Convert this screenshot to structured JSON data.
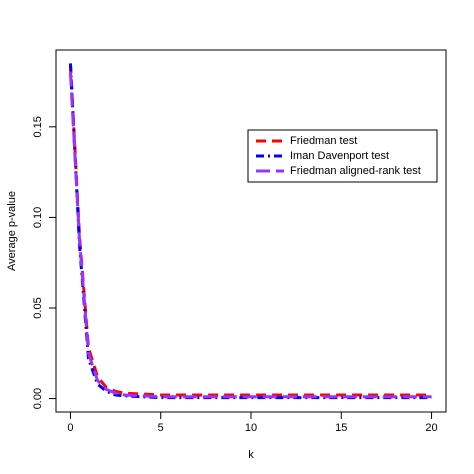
{
  "chart_data": {
    "type": "line",
    "xlabel": "k",
    "ylabel": "Average p-value",
    "x": [
      0,
      0.5,
      1,
      1.5,
      2,
      2.5,
      3,
      4,
      5,
      6,
      7,
      8,
      9,
      10,
      11,
      12,
      13,
      14,
      15,
      16,
      17,
      18,
      19,
      20
    ],
    "series": [
      {
        "name": "Friedman test",
        "color": "#ff0000",
        "dash": "10,6",
        "values": [
          0.185,
          0.09,
          0.028,
          0.012,
          0.006,
          0.004,
          0.003,
          0.0025,
          0.002,
          0.002,
          0.002,
          0.002,
          0.002,
          0.002,
          0.002,
          0.002,
          0.002,
          0.002,
          0.002,
          0.002,
          0.002,
          0.002,
          0.002,
          0.002
        ]
      },
      {
        "name": "Iman Davenport test",
        "color": "#0000ff",
        "dash": "8,4,2,4",
        "values": [
          0.185,
          0.085,
          0.022,
          0.008,
          0.004,
          0.002,
          0.0015,
          0.001,
          0.0005,
          0.0005,
          0.0005,
          0.0005,
          0.0005,
          0.0005,
          0.0005,
          0.0005,
          0.0005,
          0.0005,
          0.0005,
          0.0005,
          0.0005,
          0.0005,
          0.0005,
          0.0005
        ]
      },
      {
        "name": "Friedman aligned-rank test",
        "color": "#9933ff",
        "dash": "14,6",
        "values": [
          0.18,
          0.088,
          0.025,
          0.01,
          0.005,
          0.003,
          0.002,
          0.0015,
          0.001,
          0.001,
          0.001,
          0.001,
          0.001,
          0.001,
          0.001,
          0.001,
          0.001,
          0.001,
          0.001,
          0.001,
          0.001,
          0.001,
          0.001,
          0.001
        ]
      }
    ],
    "xlim": [
      -0.8,
      20.8
    ],
    "ylim": [
      -0.0074,
      0.1924
    ],
    "xticks": [
      0,
      5,
      10,
      15,
      20
    ],
    "yticks": [
      {
        "value": 0,
        "label": "0.00"
      },
      {
        "value": 0.05,
        "label": "0.05"
      },
      {
        "value": 0.1,
        "label": "0.10"
      },
      {
        "value": 0.15,
        "label": "0.15"
      }
    ],
    "legend": "top-right"
  }
}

▬▬▬▬▬▬

Copy each line of the records precisely and drop any images they hold.

_Task result_:
Convert this screenshot to structured JSON data.
{
  "chart_data": {
    "type": "line",
    "xlabel": "k",
    "ylabel": "Average p-value",
    "x": [
      0,
      0.5,
      1,
      1.5,
      2,
      2.5,
      3,
      4,
      5,
      6,
      7,
      8,
      9,
      10,
      11,
      12,
      13,
      14,
      15,
      16,
      17,
      18,
      19,
      20
    ],
    "series": [
      {
        "name": "Friedman test",
        "color": "#ff0000",
        "dash": "10,6",
        "values": [
          0.185,
          0.09,
          0.028,
          0.012,
          0.006,
          0.004,
          0.003,
          0.0025,
          0.002,
          0.002,
          0.002,
          0.002,
          0.002,
          0.002,
          0.002,
          0.002,
          0.002,
          0.002,
          0.002,
          0.002,
          0.002,
          0.002,
          0.002,
          0.002
        ]
      },
      {
        "name": "Iman Davenport test",
        "color": "#0000ff",
        "dash": "8,4,2,4",
        "values": [
          0.185,
          0.085,
          0.022,
          0.008,
          0.004,
          0.002,
          0.0015,
          0.001,
          0.0005,
          0.0005,
          0.0005,
          0.0005,
          0.0005,
          0.0005,
          0.0005,
          0.0005,
          0.0005,
          0.0005,
          0.0005,
          0.0005,
          0.0005,
          0.0005,
          0.0005,
          0.0005
        ]
      },
      {
        "name": "Friedman aligned-rank test",
        "color": "#9933ff",
        "dash": "14,6",
        "values": [
          0.18,
          0.088,
          0.025,
          0.01,
          0.005,
          0.003,
          0.002,
          0.0015,
          0.001,
          0.001,
          0.001,
          0.001,
          0.001,
          0.001,
          0.001,
          0.001,
          0.001,
          0.001,
          0.001,
          0.001,
          0.001,
          0.001,
          0.001,
          0.001
        ]
      }
    ],
    "xlim": [
      -0.8,
      20.8
    ],
    "ylim": [
      -0.0074,
      0.1924
    ],
    "xticks": [
      0,
      5,
      10,
      15,
      20
    ],
    "yticks": [
      {
        "value": 0,
        "label": "0.00"
      },
      {
        "value": 0.05,
        "label": "0.05"
      },
      {
        "value": 0.1,
        "label": "0.10"
      },
      {
        "value": 0.15,
        "label": "0.15"
      }
    ],
    "legend": "top-right"
  }
}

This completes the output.